- WORK TO DO
Could the lines from the one with "Output a JSON" through the end of the listing be restated exactly, with nothing else included?

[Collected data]
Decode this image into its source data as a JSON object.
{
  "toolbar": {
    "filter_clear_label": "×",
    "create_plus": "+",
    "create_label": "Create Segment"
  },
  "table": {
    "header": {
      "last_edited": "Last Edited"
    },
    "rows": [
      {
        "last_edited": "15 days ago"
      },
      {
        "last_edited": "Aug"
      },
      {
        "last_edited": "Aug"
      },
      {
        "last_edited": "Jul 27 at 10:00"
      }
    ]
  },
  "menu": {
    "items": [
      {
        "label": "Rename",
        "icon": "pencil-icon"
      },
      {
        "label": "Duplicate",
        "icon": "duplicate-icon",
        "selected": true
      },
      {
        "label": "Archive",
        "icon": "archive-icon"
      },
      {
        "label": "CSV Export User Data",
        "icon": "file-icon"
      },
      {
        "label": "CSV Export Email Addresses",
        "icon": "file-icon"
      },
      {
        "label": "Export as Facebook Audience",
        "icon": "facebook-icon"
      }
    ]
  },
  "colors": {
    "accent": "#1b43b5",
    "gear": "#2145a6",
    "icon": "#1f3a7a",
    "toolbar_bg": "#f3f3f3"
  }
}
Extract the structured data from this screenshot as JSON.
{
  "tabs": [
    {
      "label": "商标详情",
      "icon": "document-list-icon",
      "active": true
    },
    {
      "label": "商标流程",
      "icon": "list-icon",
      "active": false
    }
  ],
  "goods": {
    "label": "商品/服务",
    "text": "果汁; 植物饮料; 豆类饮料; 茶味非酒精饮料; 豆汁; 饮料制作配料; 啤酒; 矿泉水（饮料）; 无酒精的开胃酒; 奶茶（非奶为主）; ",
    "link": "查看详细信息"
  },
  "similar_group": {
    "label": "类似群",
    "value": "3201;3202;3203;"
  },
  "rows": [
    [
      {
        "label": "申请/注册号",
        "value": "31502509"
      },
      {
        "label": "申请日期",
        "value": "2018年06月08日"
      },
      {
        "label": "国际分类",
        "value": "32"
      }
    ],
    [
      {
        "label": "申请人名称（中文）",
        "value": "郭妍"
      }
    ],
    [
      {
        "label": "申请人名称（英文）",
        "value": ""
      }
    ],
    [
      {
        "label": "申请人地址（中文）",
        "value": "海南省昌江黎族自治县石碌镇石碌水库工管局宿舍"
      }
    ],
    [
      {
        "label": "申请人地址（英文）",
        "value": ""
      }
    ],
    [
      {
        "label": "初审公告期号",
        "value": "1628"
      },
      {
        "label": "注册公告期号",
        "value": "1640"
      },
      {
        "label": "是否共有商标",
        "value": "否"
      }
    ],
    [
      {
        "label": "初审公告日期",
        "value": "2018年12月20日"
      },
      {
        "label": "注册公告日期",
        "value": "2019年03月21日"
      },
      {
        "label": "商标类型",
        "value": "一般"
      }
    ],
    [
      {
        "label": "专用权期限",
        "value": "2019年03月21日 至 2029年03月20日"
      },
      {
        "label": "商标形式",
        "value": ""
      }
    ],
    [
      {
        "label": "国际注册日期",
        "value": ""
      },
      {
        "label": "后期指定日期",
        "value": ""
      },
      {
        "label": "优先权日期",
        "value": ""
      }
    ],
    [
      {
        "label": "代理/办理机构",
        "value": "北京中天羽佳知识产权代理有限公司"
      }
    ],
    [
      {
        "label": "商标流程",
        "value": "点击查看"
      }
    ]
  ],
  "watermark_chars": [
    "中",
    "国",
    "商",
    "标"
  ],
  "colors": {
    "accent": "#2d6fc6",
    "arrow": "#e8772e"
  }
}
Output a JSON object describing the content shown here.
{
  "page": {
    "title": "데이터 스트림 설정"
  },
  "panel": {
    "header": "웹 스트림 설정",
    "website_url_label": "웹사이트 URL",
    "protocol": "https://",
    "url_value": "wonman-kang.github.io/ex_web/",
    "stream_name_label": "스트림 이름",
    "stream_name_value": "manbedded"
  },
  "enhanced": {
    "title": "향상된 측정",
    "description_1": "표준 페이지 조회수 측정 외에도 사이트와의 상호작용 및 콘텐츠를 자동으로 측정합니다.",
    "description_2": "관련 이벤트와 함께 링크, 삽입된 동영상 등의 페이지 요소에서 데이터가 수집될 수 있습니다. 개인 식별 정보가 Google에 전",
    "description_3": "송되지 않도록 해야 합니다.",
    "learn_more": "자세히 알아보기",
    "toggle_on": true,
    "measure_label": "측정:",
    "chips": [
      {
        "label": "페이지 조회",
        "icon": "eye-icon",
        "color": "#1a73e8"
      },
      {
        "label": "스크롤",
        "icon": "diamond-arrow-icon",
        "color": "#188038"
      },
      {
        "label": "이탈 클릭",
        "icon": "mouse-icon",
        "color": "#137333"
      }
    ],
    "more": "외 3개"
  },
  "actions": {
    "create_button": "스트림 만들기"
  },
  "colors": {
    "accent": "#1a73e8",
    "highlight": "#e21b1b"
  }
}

- WORKED SOLUTION
Output a JSON object describing the content shown here.
{
  "page": {
    "title": "데이터 스트림 설정"
  },
  "panel": {
    "header": "웹 스트림 설정",
    "website_url_label": "웹사이트 URL",
    "protocol": "https://",
    "url_value": "wonman-kang.github.io/ex_web/",
    "stream_name_label": "스트림 이름",
    "stream_name_value": "manbedded"
  },
  "enhanced": {
    "title": "향상된 측정",
    "description_1": "표준 페이지 조회수 측정 외에도 사이트와의 상호작용 및 콘텐츠를 자동으로 측정합니다.",
    "description_2": "관련 이벤트와 함께 링크, 삽입된 동영상 등의 페이지 요소에서 데이터가 수집될 수 있습니다. 개인 식별 정보가 Google에 전",
    "description_3": "송되지 않도록 해야 합니다.",
    "learn_more": "자세히 알아보기",
    "toggle_on": true,
    "measure_label": "측정:",
    "chips": [
      {
        "label": "페이지 조회",
        "icon": "eye-icon",
        "color": "#1a73e8"
      },
      {
        "label": "스크롤",
        "icon": "diamond-arrow-icon",
        "color": "#188038"
      },
      {
        "label": "이탈 클릭",
        "icon": "mouse-icon",
        "color": "#137333"
      }
    ],
    "more": "외 3개"
  },
  "actions": {
    "create_button": "스트림 만들기"
  },
  "colors": {
    "accent": "#1a73e8",
    "highlight": "#e21b1b"
  }
}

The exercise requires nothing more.